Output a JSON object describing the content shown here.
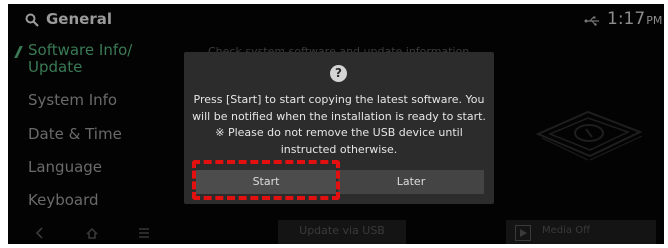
{
  "header": {
    "title": "General",
    "time": "1:17",
    "ampm": "PM"
  },
  "sidebar": {
    "items": [
      {
        "label": "Software Info/",
        "label2": "Update"
      },
      {
        "label": "System Info"
      },
      {
        "label": "Date & Time"
      },
      {
        "label": "Language"
      },
      {
        "label": "Keyboard"
      }
    ]
  },
  "background": {
    "description": "Check system software and update information."
  },
  "dialog": {
    "icon": "?",
    "message_line1": "Press [Start] to start copying the latest software. You",
    "message_line2": "will be notified when the installation is ready to start.",
    "message_line3": "※ Please do not remove the USB device until",
    "message_line4": "instructed otherwise.",
    "start_label": "Start",
    "later_label": "Later"
  },
  "bottom": {
    "update_usb_label": "Update via USB",
    "media_label": "Media Off"
  },
  "colors": {
    "highlight": "#e40f0f",
    "dialog_bg": "#2c2c2c",
    "screen_bg": "#030303"
  }
}
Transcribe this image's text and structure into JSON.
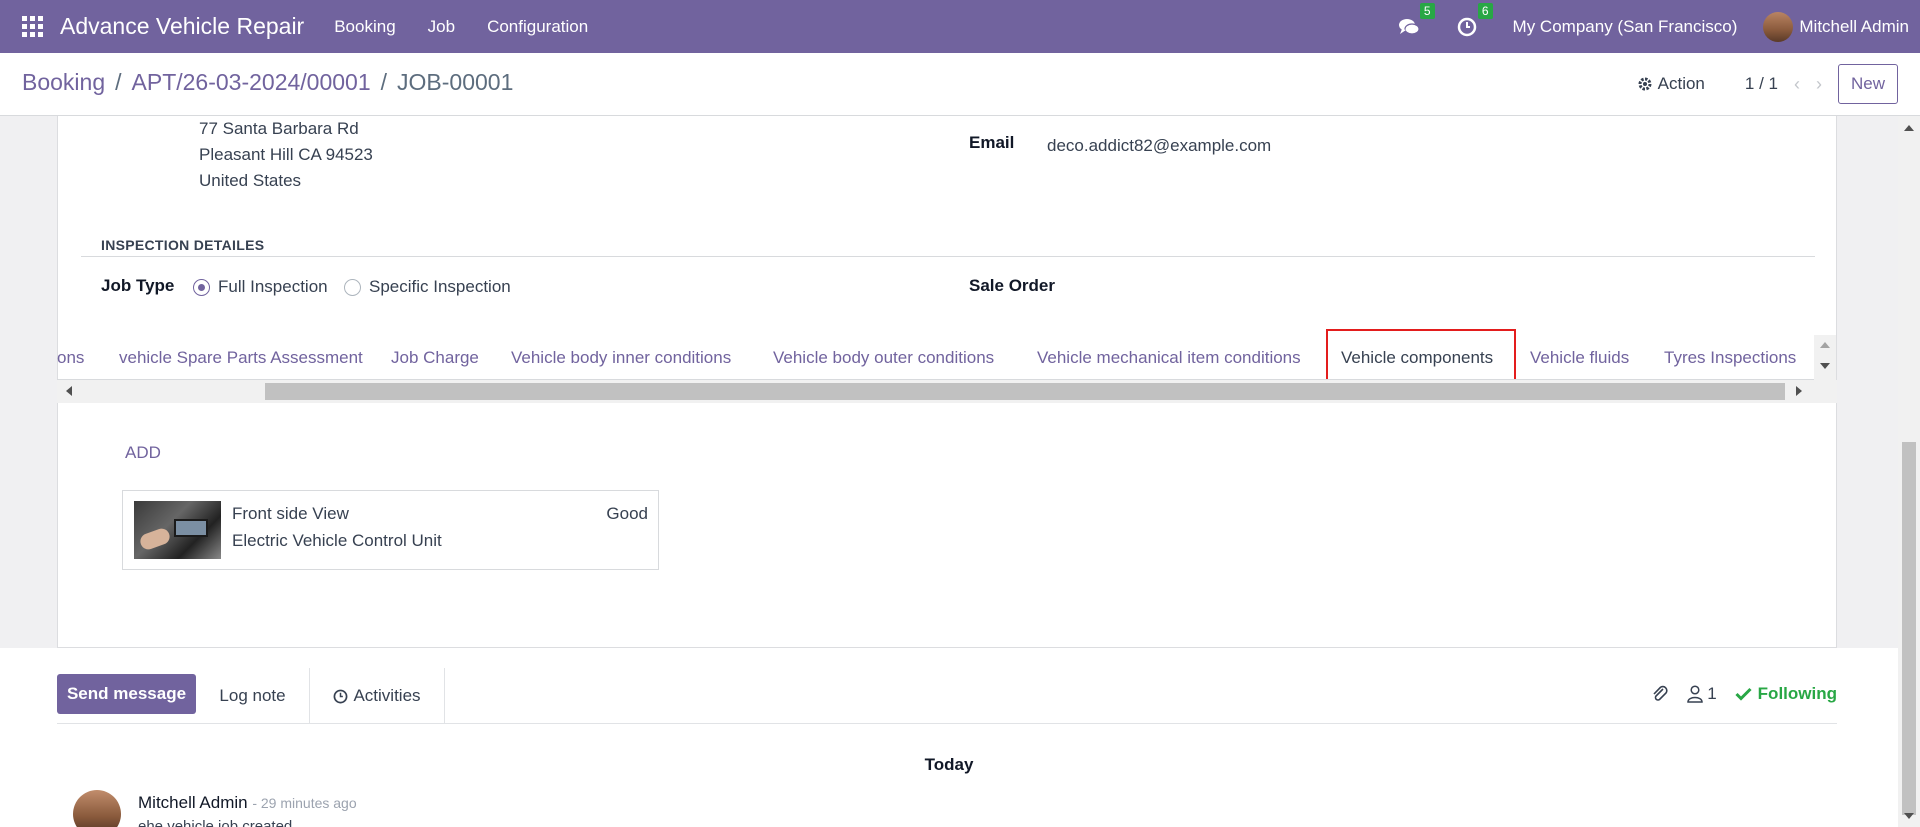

******************************

WHAT TO DO: Would you set down the listing exactly, omitting pictures?

REPLY:
Output a JSON object describing the content shown here.
{
  "header": {
    "title": "General",
    "time": "1:17",
    "ampm": "PM"
  },
  "sidebar": {
    "items": [
      {
        "label": "Software Info/",
        "label2": "Update"
      },
      {
        "label": "System Info"
      },
      {
        "label": "Date & Time"
      },
      {
        "label": "Language"
      },
      {
        "label": "Keyboard"
      }
    ]
  },
  "background": {
    "description": "Check system software and update information."
  },
  "dialog": {
    "icon": "?",
    "message_line1": "Press [Start] to start copying the latest software. You",
    "message_line2": "will be notified when the installation is ready to start.",
    "message_line3": "※ Please do not remove the USB device until",
    "message_line4": "instructed otherwise.",
    "start_label": "Start",
    "later_label": "Later"
  },
  "bottom": {
    "update_usb_label": "Update via USB",
    "media_label": "Media Off"
  },
  "colors": {
    "highlight": "#e40f0f",
    "dialog_bg": "#2c2c2c",
    "screen_bg": "#030303"
  }
}
Transcribe this image's text and structure into JSON.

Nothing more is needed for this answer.